DIRECTIVE: Write out the records below word for word, please.

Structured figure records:
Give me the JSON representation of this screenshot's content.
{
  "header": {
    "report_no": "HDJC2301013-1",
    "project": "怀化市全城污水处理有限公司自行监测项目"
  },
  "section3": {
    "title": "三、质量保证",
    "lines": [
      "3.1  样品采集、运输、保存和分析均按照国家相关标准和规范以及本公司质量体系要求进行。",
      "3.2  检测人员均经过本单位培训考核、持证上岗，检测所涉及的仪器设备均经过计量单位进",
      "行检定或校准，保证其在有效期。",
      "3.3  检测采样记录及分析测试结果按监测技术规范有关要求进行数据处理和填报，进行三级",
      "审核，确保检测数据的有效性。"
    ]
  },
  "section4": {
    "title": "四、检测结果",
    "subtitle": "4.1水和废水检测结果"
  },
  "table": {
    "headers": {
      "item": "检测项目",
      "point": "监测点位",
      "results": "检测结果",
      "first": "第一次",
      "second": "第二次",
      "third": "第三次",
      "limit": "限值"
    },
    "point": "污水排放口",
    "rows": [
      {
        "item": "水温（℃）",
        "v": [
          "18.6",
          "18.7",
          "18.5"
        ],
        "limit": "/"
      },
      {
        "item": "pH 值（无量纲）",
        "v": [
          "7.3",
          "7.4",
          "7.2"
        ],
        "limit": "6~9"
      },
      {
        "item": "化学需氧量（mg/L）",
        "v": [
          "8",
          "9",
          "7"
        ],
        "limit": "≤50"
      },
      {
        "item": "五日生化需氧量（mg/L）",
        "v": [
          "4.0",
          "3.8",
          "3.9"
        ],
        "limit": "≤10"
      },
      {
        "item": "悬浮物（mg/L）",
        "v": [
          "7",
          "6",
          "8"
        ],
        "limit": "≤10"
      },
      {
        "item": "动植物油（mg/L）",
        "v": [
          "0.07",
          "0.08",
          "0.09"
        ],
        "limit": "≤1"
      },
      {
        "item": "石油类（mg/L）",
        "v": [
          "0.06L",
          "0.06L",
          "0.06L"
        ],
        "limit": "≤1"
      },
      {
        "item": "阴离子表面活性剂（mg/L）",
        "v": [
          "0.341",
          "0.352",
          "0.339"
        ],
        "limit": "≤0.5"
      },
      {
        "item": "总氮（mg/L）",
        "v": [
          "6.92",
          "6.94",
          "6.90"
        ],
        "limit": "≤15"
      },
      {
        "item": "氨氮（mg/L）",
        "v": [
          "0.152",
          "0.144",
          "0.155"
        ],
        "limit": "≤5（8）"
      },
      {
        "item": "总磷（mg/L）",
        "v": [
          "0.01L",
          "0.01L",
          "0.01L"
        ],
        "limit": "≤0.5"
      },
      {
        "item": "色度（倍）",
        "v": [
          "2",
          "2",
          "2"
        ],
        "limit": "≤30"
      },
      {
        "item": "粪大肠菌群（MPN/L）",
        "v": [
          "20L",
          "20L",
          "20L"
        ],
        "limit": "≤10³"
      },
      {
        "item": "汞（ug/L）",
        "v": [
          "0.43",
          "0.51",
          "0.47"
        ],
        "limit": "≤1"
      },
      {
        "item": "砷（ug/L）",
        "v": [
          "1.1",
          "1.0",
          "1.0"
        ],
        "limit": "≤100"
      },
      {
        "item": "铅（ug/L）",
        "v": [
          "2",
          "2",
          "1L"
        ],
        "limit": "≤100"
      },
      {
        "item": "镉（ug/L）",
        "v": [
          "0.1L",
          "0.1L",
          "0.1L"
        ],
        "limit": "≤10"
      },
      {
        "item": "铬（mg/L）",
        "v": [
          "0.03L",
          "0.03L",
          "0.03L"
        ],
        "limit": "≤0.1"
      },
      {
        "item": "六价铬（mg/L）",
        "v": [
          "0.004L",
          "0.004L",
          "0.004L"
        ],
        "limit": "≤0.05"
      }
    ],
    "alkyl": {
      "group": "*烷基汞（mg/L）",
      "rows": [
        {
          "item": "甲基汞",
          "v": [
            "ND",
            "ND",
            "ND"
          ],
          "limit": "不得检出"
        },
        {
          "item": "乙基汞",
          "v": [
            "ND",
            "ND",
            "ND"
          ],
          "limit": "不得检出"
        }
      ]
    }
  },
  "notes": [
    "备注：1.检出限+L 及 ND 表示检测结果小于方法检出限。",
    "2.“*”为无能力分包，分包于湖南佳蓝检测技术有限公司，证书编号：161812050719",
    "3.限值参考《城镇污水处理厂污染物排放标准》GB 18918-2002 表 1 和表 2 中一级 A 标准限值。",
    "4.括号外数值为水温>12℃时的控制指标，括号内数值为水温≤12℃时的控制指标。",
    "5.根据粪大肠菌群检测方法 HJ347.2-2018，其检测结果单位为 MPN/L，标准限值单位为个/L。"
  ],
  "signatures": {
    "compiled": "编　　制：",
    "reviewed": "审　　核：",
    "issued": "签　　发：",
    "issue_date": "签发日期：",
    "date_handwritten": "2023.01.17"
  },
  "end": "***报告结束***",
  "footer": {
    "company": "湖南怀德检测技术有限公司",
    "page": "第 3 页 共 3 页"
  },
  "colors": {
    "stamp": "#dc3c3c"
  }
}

SOLVED EXERCISE:
Give me the JSON representation of this screenshot's content.
{
  "header": {
    "report_no": "HDJC2301013-1",
    "project": "怀化市全城污水处理有限公司自行监测项目"
  },
  "section3": {
    "title": "三、质量保证",
    "lines": [
      "3.1  样品采集、运输、保存和分析均按照国家相关标准和规范以及本公司质量体系要求进行。",
      "3.2  检测人员均经过本单位培训考核、持证上岗，检测所涉及的仪器设备均经过计量单位进",
      "行检定或校准，保证其在有效期。",
      "3.3  检测采样记录及分析测试结果按监测技术规范有关要求进行数据处理和填报，进行三级",
      "审核，确保检测数据的有效性。"
    ]
  },
  "section4": {
    "title": "四、检测结果",
    "subtitle": "4.1水和废水检测结果"
  },
  "table": {
    "headers": {
      "item": "检测项目",
      "point": "监测点位",
      "results": "检测结果",
      "first": "第一次",
      "second": "第二次",
      "third": "第三次",
      "limit": "限值"
    },
    "point": "污水排放口",
    "rows": [
      {
        "item": "水温（℃）",
        "v": [
          "18.6",
          "18.7",
          "18.5"
        ],
        "limit": "/"
      },
      {
        "item": "pH 值（无量纲）",
        "v": [
          "7.3",
          "7.4",
          "7.2"
        ],
        "limit": "6~9"
      },
      {
        "item": "化学需氧量（mg/L）",
        "v": [
          "8",
          "9",
          "7"
        ],
        "limit": "≤50"
      },
      {
        "item": "五日生化需氧量（mg/L）",
        "v": [
          "4.0",
          "3.8",
          "3.9"
        ],
        "limit": "≤10"
      },
      {
        "item": "悬浮物（mg/L）",
        "v": [
          "7",
          "6",
          "8"
        ],
        "limit": "≤10"
      },
      {
        "item": "动植物油（mg/L）",
        "v": [
          "0.07",
          "0.08",
          "0.09"
        ],
        "limit": "≤1"
      },
      {
        "item": "石油类（mg/L）",
        "v": [
          "0.06L",
          "0.06L",
          "0.06L"
        ],
        "limit": "≤1"
      },
      {
        "item": "阴离子表面活性剂（mg/L）",
        "v": [
          "0.341",
          "0.352",
          "0.339"
        ],
        "limit": "≤0.5"
      },
      {
        "item": "总氮（mg/L）",
        "v": [
          "6.92",
          "6.94",
          "6.90"
        ],
        "limit": "≤15"
      },
      {
        "item": "氨氮（mg/L）",
        "v": [
          "0.152",
          "0.144",
          "0.155"
        ],
        "limit": "≤5（8）"
      },
      {
        "item": "总磷（mg/L）",
        "v": [
          "0.01L",
          "0.01L",
          "0.01L"
        ],
        "limit": "≤0.5"
      },
      {
        "item": "色度（倍）",
        "v": [
          "2",
          "2",
          "2"
        ],
        "limit": "≤30"
      },
      {
        "item": "粪大肠菌群（MPN/L）",
        "v": [
          "20L",
          "20L",
          "20L"
        ],
        "limit": "≤10³"
      },
      {
        "item": "汞（ug/L）",
        "v": [
          "0.43",
          "0.51",
          "0.47"
        ],
        "limit": "≤1"
      },
      {
        "item": "砷（ug/L）",
        "v": [
          "1.1",
          "1.0",
          "1.0"
        ],
        "limit": "≤100"
      },
      {
        "item": "铅（ug/L）",
        "v": [
          "2",
          "2",
          "1L"
        ],
        "limit": "≤100"
      },
      {
        "item": "镉（ug/L）",
        "v": [
          "0.1L",
          "0.1L",
          "0.1L"
        ],
        "limit": "≤10"
      },
      {
        "item": "铬（mg/L）",
        "v": [
          "0.03L",
          "0.03L",
          "0.03L"
        ],
        "limit": "≤0.1"
      },
      {
        "item": "六价铬（mg/L）",
        "v": [
          "0.004L",
          "0.004L",
          "0.004L"
        ],
        "limit": "≤0.05"
      }
    ],
    "alkyl": {
      "group": "*烷基汞（mg/L）",
      "rows": [
        {
          "item": "甲基汞",
          "v": [
            "ND",
            "ND",
            "ND"
          ],
          "limit": "不得检出"
        },
        {
          "item": "乙基汞",
          "v": [
            "ND",
            "ND",
            "ND"
          ],
          "limit": "不得检出"
        }
      ]
    }
  },
  "notes": [
    "备注：1.检出限+L 及 ND 表示检测结果小于方法检出限。",
    "2.“*”为无能力分包，分包于湖南佳蓝检测技术有限公司，证书编号：161812050719",
    "3.限值参考《城镇污水处理厂污染物排放标准》GB 18918-2002 表 1 和表 2 中一级 A 标准限值。",
    "4.括号外数值为水温>12℃时的控制指标，括号内数值为水温≤12℃时的控制指标。",
    "5.根据粪大肠菌群检测方法 HJ347.2-2018，其检测结果单位为 MPN/L，标准限值单位为个/L。"
  ],
  "signatures": {
    "compiled": "编　　制：",
    "reviewed": "审　　核：",
    "issued": "签　　发：",
    "issue_date": "签发日期：",
    "date_handwritten": "2023.01.17"
  },
  "end": "***报告结束***",
  "footer": {
    "company": "湖南怀德检测技术有限公司",
    "page": "第 3 页 共 3 页"
  },
  "colors": {
    "stamp": "#dc3c3c"
  }
}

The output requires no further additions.